[Part of a data file]
--------

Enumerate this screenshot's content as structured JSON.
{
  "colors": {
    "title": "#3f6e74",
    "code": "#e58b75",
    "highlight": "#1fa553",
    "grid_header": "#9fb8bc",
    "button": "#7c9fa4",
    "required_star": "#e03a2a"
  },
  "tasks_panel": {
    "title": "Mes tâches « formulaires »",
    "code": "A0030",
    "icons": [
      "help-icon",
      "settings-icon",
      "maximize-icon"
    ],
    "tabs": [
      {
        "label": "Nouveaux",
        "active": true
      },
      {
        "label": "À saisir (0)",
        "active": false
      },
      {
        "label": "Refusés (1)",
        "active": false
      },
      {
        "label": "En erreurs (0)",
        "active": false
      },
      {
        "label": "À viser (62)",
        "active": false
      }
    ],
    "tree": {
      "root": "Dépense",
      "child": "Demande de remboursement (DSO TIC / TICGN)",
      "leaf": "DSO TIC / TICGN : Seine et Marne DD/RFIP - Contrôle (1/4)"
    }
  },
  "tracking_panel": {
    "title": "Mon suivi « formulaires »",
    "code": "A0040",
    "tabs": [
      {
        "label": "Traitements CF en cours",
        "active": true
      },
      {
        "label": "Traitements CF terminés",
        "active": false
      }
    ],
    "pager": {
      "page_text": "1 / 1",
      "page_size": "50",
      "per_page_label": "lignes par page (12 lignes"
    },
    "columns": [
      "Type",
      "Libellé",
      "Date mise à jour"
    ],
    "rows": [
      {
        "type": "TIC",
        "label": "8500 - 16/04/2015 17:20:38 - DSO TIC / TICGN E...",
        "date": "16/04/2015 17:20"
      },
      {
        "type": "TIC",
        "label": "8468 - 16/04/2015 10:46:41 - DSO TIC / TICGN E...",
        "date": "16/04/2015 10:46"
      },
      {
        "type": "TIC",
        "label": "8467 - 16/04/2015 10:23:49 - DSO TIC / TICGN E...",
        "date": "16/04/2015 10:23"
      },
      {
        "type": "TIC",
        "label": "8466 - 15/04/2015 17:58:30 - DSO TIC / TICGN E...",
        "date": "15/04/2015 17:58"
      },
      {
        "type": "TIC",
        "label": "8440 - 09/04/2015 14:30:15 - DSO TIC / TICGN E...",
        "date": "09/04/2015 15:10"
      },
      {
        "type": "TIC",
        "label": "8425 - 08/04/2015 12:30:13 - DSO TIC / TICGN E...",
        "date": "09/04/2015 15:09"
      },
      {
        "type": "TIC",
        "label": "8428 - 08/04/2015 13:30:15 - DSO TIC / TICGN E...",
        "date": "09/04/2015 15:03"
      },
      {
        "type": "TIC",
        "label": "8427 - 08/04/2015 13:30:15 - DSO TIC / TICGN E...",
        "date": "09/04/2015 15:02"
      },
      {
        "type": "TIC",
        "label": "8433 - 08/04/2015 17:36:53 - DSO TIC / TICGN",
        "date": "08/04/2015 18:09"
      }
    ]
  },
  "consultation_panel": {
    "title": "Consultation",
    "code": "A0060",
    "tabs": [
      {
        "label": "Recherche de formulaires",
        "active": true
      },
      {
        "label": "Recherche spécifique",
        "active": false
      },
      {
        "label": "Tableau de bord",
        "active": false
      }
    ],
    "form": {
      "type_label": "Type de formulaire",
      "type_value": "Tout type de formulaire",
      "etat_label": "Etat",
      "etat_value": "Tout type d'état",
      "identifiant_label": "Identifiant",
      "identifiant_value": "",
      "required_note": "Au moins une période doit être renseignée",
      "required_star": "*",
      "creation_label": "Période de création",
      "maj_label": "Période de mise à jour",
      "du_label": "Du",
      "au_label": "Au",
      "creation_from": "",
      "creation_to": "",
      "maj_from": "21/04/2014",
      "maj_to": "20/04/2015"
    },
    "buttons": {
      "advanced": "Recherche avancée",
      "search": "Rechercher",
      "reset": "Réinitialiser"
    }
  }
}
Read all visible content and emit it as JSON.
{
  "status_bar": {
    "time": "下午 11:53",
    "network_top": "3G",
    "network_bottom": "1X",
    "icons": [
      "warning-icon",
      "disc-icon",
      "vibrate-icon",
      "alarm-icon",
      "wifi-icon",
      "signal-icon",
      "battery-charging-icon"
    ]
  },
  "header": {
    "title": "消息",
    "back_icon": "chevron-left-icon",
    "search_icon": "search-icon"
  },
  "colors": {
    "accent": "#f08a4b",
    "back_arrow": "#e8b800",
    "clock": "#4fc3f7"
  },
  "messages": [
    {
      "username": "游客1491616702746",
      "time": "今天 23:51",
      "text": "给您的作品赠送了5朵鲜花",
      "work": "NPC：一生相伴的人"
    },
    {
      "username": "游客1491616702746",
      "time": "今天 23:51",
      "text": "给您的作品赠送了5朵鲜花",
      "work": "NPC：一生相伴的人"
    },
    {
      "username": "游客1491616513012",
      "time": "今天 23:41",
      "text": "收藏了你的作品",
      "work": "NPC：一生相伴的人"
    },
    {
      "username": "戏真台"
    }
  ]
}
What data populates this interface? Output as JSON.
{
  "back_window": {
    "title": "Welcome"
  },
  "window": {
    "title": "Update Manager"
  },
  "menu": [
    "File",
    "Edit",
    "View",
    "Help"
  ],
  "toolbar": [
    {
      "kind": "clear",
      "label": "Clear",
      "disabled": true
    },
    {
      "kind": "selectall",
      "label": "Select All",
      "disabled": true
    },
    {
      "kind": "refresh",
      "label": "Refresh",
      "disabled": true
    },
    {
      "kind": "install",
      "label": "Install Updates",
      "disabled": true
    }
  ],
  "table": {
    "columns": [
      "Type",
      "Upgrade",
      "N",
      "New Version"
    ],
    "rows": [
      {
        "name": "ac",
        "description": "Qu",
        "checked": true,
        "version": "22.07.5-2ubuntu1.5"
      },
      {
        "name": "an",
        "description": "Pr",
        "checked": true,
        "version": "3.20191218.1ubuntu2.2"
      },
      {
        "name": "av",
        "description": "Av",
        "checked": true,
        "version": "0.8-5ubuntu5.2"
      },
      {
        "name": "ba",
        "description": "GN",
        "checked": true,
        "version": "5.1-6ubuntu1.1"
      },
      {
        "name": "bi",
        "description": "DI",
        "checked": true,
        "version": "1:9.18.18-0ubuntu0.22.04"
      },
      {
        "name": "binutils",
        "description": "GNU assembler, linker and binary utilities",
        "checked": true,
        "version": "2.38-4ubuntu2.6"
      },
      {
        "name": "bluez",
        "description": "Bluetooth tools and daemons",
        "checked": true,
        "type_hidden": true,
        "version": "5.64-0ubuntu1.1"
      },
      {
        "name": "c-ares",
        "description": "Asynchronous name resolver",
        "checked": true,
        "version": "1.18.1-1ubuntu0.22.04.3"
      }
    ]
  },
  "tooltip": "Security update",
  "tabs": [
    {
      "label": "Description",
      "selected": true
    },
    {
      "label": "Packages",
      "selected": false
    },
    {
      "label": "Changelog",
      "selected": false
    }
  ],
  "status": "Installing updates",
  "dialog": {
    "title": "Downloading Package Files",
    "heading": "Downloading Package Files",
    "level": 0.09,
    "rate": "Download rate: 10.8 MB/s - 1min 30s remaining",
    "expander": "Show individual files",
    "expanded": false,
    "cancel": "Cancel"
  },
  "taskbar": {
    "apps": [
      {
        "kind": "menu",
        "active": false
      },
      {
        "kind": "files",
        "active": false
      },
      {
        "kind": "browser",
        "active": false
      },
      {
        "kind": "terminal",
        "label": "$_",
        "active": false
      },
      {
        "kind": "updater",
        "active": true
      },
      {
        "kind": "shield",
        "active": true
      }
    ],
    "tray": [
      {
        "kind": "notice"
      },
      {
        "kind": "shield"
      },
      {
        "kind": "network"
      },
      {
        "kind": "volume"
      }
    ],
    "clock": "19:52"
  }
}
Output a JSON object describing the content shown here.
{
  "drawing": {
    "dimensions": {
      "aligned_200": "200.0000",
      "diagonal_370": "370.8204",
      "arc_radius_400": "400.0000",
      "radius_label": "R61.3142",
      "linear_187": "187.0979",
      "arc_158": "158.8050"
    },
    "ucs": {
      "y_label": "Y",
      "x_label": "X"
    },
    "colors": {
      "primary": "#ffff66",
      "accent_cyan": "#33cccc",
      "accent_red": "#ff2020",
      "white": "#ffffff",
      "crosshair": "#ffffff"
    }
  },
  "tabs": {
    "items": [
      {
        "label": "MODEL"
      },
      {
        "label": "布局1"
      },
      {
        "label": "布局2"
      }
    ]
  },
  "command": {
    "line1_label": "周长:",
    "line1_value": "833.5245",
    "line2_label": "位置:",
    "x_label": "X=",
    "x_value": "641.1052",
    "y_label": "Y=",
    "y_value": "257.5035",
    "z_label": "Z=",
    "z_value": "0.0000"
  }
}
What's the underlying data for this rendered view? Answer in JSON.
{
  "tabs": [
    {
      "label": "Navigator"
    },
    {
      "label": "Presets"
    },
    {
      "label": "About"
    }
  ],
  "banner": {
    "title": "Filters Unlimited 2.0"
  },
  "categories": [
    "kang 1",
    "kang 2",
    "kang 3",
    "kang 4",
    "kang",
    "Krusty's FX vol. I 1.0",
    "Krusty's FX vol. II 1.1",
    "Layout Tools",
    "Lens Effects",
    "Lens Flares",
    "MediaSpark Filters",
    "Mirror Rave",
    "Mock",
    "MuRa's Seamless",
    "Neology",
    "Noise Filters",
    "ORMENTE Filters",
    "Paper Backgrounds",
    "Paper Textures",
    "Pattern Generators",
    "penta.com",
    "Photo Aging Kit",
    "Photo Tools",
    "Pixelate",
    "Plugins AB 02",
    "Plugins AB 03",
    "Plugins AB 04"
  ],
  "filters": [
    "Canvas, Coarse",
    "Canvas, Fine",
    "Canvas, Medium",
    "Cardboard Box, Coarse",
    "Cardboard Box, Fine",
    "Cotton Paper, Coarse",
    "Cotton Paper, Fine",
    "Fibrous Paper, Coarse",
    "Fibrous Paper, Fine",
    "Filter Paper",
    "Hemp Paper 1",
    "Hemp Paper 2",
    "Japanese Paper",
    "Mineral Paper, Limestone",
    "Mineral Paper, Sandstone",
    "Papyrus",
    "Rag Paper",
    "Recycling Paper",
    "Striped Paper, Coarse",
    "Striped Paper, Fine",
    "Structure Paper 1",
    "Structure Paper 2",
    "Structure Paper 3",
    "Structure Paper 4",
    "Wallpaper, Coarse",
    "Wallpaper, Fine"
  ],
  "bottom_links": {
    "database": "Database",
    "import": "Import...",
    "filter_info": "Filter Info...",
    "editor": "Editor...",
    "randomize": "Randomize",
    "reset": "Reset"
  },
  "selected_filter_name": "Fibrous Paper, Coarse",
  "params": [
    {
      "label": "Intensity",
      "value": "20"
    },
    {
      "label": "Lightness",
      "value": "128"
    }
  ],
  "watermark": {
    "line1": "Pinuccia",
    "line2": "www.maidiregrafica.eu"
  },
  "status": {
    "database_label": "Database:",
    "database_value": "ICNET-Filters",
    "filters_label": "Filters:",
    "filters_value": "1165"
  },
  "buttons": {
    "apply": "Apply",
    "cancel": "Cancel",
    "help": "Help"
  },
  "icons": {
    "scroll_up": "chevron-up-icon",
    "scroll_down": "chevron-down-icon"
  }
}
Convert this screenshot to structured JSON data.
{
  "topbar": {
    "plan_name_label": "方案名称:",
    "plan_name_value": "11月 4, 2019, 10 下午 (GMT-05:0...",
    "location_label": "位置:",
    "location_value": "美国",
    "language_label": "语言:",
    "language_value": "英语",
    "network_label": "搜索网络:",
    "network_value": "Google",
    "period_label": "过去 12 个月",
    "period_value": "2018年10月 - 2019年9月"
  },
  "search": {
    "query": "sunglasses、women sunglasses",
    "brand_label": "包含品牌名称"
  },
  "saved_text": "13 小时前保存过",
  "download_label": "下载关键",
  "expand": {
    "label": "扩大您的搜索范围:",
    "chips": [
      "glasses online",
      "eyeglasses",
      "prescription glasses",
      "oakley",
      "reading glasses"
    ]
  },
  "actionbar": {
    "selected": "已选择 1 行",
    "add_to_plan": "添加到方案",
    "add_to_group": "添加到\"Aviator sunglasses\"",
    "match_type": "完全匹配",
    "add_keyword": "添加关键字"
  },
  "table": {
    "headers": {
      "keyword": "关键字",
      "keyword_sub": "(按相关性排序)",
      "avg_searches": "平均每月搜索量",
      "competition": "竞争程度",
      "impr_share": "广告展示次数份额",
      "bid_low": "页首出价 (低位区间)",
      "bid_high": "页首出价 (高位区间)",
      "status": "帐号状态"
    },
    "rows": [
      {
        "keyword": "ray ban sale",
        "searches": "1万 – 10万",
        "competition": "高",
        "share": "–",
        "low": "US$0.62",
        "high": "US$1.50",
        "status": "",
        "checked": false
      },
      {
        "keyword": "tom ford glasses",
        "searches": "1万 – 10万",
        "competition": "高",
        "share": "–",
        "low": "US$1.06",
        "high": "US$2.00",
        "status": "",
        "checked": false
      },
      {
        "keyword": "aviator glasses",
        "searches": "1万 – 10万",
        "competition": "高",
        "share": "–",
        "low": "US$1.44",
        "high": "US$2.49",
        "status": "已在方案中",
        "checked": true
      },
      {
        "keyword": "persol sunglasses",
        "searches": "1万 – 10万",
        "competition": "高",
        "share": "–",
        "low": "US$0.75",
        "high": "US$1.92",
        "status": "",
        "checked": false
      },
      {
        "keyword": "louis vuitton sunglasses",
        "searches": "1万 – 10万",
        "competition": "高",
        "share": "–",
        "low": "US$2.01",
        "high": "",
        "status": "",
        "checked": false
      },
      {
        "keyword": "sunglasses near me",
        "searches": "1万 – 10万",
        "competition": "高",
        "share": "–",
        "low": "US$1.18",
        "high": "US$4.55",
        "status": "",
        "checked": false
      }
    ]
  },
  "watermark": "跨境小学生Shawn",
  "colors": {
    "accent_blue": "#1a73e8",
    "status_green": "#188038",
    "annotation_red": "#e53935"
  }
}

--------

* **Challenge**:
Copy each line of the records that contains the word "chevron".

* **Exercise answer**:
    "back_icon": "chevron-left-icon",
    "scroll_up": "chevron-up-icon",
    "scroll_down": "chevron-down-icon"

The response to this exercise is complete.